**Stated goal**
In full and without alteration, repeat the material.

**Data rows**
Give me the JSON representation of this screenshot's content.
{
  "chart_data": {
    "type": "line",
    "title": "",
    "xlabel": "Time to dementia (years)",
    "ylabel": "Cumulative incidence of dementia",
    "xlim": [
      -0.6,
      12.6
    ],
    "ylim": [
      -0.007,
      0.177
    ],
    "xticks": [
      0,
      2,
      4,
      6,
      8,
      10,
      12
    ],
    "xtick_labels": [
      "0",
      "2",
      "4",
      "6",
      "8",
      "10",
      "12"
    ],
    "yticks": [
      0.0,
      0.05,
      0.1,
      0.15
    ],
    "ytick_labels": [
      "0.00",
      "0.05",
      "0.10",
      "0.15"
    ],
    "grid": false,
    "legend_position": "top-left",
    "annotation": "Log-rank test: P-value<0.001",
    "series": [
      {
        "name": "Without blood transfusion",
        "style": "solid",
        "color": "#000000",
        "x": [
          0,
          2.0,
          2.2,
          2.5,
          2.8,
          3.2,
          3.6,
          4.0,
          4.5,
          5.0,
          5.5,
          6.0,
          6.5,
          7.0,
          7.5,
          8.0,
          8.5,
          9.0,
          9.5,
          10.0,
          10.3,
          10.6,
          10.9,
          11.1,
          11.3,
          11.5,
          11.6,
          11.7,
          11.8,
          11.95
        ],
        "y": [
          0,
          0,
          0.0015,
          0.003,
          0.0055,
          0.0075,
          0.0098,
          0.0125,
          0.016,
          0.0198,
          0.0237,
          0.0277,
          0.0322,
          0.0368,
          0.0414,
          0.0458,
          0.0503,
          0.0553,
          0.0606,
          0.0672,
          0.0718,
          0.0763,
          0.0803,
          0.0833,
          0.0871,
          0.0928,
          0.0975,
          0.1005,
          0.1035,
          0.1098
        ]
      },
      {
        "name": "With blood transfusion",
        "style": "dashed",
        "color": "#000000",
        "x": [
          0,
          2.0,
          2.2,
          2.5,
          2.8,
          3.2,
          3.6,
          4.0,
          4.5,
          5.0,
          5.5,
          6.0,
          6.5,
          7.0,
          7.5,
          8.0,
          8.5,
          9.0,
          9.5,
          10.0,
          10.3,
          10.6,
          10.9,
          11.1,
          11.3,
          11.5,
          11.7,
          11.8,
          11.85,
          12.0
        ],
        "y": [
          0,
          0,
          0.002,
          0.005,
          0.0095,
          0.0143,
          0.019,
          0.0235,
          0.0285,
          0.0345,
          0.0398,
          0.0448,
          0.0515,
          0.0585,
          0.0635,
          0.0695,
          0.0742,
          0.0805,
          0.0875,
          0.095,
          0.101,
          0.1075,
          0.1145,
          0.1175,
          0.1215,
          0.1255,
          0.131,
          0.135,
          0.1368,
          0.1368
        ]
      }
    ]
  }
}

**Task response**
Give me the JSON representation of this screenshot's content.
{
  "chart_data": {
    "type": "line",
    "title": "",
    "xlabel": "Time to dementia (years)",
    "ylabel": "Cumulative incidence of dementia",
    "xlim": [
      -0.6,
      12.6
    ],
    "ylim": [
      -0.007,
      0.177
    ],
    "xticks": [
      0,
      2,
      4,
      6,
      8,
      10,
      12
    ],
    "xtick_labels": [
      "0",
      "2",
      "4",
      "6",
      "8",
      "10",
      "12"
    ],
    "yticks": [
      0.0,
      0.05,
      0.1,
      0.15
    ],
    "ytick_labels": [
      "0.00",
      "0.05",
      "0.10",
      "0.15"
    ],
    "grid": false,
    "legend_position": "top-left",
    "annotation": "Log-rank test: P-value<0.001",
    "series": [
      {
        "name": "Without blood transfusion",
        "style": "solid",
        "color": "#000000",
        "x": [
          0,
          2.0,
          2.2,
          2.5,
          2.8,
          3.2,
          3.6,
          4.0,
          4.5,
          5.0,
          5.5,
          6.0,
          6.5,
          7.0,
          7.5,
          8.0,
          8.5,
          9.0,
          9.5,
          10.0,
          10.3,
          10.6,
          10.9,
          11.1,
          11.3,
          11.5,
          11.6,
          11.7,
          11.8,
          11.95
        ],
        "y": [
          0,
          0,
          0.0015,
          0.003,
          0.0055,
          0.0075,
          0.0098,
          0.0125,
          0.016,
          0.0198,
          0.0237,
          0.0277,
          0.0322,
          0.0368,
          0.0414,
          0.0458,
          0.0503,
          0.0553,
          0.0606,
          0.0672,
          0.0718,
          0.0763,
          0.0803,
          0.0833,
          0.0871,
          0.0928,
          0.0975,
          0.1005,
          0.1035,
          0.1098
        ]
      },
      {
        "name": "With blood transfusion",
        "style": "dashed",
        "color": "#000000",
        "x": [
          0,
          2.0,
          2.2,
          2.5,
          2.8,
          3.2,
          3.6,
          4.0,
          4.5,
          5.0,
          5.5,
          6.0,
          6.5,
          7.0,
          7.5,
          8.0,
          8.5,
          9.0,
          9.5,
          10.0,
          10.3,
          10.6,
          10.9,
          11.1,
          11.3,
          11.5,
          11.7,
          11.8,
          11.85,
          12.0
        ],
        "y": [
          0,
          0,
          0.002,
          0.005,
          0.0095,
          0.0143,
          0.019,
          0.0235,
          0.0285,
          0.0345,
          0.0398,
          0.0448,
          0.0515,
          0.0585,
          0.0635,
          0.0695,
          0.0742,
          0.0805,
          0.0875,
          0.095,
          0.101,
          0.1075,
          0.1145,
          0.1175,
          0.1215,
          0.1255,
          0.131,
          0.135,
          0.1368,
          0.1368
        ]
      }
    ]
  }
}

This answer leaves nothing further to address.